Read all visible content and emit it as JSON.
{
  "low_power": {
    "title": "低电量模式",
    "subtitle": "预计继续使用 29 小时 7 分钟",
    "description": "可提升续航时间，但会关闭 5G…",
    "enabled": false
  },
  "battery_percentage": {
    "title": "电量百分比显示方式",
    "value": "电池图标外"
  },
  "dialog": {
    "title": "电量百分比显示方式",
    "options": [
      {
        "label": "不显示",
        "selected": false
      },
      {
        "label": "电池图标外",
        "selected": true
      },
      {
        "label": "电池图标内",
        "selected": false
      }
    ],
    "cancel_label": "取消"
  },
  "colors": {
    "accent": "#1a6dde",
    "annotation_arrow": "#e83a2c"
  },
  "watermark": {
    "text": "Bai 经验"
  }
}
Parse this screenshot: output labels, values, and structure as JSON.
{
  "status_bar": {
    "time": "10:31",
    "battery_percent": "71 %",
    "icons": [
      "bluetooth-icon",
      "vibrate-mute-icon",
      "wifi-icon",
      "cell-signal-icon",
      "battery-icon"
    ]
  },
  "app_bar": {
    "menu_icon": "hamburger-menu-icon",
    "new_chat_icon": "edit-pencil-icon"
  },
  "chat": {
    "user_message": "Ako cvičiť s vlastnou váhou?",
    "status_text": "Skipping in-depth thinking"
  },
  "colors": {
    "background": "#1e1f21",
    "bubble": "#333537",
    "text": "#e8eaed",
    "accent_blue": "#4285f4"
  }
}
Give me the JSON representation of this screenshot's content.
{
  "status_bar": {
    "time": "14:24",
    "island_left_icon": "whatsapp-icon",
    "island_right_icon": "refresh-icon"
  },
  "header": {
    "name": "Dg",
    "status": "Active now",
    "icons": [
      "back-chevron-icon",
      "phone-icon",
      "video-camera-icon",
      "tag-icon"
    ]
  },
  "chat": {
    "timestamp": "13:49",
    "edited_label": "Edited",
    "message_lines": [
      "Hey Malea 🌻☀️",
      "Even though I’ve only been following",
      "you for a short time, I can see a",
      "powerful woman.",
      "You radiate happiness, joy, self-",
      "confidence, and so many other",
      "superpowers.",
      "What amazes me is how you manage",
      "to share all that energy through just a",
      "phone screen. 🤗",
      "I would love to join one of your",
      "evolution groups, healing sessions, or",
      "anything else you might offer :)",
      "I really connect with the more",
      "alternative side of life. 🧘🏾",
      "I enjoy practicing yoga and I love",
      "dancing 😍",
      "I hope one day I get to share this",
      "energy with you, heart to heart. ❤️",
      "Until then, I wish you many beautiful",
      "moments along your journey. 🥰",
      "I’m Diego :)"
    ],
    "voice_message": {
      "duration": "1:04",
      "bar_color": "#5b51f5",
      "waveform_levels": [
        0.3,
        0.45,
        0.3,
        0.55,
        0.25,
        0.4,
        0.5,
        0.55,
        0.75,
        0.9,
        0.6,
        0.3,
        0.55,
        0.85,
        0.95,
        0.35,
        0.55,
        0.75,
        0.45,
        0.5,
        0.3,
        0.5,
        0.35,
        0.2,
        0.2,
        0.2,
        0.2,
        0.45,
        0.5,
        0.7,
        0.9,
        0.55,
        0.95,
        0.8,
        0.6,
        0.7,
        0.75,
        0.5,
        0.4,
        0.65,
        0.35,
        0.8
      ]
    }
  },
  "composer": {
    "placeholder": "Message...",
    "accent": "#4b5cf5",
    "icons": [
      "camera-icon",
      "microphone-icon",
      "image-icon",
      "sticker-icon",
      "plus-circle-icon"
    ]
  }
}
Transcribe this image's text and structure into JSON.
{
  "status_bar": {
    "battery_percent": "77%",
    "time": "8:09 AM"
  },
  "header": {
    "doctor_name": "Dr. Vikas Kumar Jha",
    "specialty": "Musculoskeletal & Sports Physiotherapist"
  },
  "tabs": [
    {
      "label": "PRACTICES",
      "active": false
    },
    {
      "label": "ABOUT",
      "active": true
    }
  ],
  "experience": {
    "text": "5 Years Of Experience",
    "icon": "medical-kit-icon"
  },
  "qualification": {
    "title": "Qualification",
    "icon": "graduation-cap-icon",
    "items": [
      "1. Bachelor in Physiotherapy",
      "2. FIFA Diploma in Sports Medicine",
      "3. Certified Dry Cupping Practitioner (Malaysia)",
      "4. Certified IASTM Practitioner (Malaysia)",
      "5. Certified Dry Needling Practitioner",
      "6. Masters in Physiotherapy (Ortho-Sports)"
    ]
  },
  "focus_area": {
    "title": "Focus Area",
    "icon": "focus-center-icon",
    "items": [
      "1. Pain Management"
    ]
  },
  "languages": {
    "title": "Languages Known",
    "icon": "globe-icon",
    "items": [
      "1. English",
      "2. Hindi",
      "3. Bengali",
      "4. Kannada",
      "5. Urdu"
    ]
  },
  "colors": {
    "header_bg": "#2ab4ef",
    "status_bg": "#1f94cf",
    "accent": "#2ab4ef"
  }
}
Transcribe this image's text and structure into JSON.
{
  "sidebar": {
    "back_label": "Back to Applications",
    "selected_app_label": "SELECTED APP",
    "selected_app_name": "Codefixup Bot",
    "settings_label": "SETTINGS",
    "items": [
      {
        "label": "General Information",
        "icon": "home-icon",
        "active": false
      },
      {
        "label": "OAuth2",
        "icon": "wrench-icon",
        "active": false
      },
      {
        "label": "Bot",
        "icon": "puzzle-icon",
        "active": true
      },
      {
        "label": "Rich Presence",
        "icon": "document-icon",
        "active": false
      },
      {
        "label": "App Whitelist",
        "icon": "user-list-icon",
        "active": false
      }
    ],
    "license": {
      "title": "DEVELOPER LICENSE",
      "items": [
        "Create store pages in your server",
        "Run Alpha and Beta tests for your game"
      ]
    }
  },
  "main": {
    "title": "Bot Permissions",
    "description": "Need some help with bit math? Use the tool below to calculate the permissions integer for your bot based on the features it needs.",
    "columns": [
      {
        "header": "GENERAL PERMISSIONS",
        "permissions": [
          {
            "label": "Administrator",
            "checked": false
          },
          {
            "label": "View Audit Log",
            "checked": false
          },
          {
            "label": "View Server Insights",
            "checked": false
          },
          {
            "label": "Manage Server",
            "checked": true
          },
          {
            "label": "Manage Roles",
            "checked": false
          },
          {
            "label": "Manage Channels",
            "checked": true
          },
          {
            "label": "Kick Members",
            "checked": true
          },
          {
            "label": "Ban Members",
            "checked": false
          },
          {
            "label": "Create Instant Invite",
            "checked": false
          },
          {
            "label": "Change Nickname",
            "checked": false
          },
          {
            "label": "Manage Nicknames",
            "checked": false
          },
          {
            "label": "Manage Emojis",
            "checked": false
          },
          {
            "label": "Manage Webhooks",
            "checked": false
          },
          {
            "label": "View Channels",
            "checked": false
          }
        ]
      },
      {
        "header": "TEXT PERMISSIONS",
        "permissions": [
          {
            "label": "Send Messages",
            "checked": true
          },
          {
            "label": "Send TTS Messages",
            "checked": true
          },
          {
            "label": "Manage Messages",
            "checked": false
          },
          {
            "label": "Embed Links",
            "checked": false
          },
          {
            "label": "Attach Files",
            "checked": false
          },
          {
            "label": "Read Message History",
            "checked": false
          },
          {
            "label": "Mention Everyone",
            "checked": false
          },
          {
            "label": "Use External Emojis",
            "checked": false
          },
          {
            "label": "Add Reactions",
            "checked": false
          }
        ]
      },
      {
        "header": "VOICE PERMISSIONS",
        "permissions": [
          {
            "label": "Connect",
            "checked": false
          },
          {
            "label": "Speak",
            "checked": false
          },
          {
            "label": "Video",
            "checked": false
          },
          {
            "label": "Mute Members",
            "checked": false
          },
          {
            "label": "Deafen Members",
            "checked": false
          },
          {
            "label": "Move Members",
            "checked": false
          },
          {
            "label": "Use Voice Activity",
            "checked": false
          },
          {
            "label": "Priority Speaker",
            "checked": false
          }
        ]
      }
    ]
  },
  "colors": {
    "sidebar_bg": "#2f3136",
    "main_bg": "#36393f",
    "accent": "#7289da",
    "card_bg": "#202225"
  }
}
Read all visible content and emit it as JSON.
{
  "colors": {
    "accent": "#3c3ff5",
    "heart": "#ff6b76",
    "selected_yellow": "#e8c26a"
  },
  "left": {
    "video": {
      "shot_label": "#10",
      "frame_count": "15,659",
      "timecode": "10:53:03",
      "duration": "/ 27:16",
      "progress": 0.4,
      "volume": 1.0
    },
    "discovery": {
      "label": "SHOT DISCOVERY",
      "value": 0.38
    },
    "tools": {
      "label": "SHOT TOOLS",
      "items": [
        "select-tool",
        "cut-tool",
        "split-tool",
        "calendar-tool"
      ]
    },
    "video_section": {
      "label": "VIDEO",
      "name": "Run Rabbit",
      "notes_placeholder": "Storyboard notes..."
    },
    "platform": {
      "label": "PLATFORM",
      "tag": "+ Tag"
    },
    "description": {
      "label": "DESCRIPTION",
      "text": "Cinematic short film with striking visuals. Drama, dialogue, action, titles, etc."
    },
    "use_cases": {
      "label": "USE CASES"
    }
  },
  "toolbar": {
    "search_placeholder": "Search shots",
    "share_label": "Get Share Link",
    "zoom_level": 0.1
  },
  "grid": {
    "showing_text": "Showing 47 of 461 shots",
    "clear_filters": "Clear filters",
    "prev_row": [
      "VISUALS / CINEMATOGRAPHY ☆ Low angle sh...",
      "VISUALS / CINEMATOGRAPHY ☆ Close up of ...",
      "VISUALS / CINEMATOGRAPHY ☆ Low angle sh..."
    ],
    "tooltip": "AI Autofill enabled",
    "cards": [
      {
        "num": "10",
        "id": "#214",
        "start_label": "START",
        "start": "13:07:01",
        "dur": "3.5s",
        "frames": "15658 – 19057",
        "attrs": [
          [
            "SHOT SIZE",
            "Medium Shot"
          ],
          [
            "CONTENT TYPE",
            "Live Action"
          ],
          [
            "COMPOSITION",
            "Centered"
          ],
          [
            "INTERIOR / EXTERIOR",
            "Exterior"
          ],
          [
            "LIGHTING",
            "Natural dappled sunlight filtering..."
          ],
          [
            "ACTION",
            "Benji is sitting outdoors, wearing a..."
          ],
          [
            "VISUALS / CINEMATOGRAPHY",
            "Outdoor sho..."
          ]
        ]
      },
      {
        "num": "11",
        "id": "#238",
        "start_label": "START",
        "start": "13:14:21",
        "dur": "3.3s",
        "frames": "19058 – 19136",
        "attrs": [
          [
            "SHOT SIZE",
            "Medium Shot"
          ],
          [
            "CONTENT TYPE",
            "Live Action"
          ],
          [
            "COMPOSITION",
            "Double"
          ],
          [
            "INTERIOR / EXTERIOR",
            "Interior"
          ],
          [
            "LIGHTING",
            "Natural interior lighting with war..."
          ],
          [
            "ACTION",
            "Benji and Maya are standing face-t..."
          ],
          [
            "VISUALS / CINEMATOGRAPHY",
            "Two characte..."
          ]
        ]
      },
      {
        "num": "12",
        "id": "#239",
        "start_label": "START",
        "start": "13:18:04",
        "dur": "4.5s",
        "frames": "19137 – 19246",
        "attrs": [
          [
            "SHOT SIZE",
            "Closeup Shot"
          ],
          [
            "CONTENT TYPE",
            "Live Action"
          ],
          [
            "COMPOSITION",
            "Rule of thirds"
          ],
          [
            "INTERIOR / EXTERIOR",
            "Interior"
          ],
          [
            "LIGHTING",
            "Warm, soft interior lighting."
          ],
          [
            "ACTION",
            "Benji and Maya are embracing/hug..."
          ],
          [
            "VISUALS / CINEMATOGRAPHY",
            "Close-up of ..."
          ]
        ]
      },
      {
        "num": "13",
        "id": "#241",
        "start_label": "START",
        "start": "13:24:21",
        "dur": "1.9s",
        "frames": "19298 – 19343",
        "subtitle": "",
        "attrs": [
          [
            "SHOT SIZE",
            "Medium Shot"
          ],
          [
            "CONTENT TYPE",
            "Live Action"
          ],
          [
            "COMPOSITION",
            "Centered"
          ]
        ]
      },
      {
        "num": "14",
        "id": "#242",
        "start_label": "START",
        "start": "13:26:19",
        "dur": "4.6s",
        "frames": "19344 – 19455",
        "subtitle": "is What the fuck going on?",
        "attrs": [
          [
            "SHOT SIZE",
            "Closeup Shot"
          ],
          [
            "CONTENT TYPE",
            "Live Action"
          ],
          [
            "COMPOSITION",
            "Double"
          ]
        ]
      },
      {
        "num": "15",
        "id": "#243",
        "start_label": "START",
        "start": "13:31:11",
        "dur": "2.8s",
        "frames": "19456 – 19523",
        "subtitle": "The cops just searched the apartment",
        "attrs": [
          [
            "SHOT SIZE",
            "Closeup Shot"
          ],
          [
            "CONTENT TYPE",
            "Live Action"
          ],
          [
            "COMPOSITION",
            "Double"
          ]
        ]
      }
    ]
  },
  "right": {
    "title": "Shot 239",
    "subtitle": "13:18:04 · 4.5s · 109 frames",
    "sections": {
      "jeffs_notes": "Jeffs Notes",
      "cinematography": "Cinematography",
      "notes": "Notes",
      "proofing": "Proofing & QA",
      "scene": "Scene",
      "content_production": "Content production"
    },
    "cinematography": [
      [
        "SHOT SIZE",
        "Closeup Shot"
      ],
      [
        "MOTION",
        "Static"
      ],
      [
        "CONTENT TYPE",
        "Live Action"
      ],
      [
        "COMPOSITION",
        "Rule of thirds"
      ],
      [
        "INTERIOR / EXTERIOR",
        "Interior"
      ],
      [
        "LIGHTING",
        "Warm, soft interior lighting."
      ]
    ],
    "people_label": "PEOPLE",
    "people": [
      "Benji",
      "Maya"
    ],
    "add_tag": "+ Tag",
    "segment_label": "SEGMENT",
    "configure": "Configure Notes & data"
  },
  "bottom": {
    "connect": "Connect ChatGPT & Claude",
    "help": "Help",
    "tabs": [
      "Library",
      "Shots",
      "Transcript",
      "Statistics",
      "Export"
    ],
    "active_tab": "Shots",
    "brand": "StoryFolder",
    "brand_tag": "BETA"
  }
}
________________________________________
Exercise brief – Filter the data for the string "frames" and copy every line that has it.

Worked answer –
        "frames": "15658 – 19057",
        "frames": "19058 – 19136",
        "frames": "19137 – 19246",
        "frames": "19298 – 19343",
        "frames": "19344 – 19455",
        "frames": "19456 – 19523",
    "subtitle": "13:18:04 · 4.5s · 109 frames",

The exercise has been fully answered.